- [MATERIAL]
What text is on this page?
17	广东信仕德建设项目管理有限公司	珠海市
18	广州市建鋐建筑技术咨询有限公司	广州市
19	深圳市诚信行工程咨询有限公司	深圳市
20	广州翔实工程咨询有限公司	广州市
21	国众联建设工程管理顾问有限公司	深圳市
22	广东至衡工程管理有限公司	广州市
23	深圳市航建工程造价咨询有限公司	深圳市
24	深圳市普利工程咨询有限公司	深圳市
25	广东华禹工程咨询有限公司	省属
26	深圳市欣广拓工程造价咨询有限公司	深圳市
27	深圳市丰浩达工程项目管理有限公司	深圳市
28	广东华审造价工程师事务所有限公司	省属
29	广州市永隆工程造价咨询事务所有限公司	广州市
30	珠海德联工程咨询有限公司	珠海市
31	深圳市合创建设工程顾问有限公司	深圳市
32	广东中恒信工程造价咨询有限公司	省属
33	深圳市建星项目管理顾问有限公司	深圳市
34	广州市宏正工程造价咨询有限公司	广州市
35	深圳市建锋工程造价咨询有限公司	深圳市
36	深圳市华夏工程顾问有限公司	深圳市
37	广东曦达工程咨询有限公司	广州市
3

- [REQUIREMENTS] Retype the entries exactly, including every line.

- [THE COMPLETED TASK]
What text is on this page?
17	广东信仕德建设项目管理有限公司	珠海市
18	广州市建鋐建筑技术咨询有限公司	广州市
19	深圳市诚信行工程咨询有限公司	深圳市
20	广州翔实工程咨询有限公司	广州市
21	国众联建设工程管理顾问有限公司	深圳市
22	广东至衡工程管理有限公司	广州市
23	深圳市航建工程造价咨询有限公司	深圳市
24	深圳市普利工程咨询有限公司	深圳市
25	广东华禹工程咨询有限公司	省属
26	深圳市欣广拓工程造价咨询有限公司	深圳市
27	深圳市丰浩达工程项目管理有限公司	深圳市
28	广东华审造价工程师事务所有限公司	省属
29	广州市永隆工程造价咨询事务所有限公司	广州市
30	珠海德联工程咨询有限公司	珠海市
31	深圳市合创建设工程顾问有限公司	深圳市
32	广东中恒信工程造价咨询有限公司	省属
33	深圳市建星项目管理顾问有限公司	深圳市
34	广州市宏正工程造价咨询有限公司	广州市
35	深圳市建锋工程造价咨询有限公司	深圳市
36	深圳市华夏工程顾问有限公司	深圳市
37	广东曦达工程咨询有限公司	广州市
3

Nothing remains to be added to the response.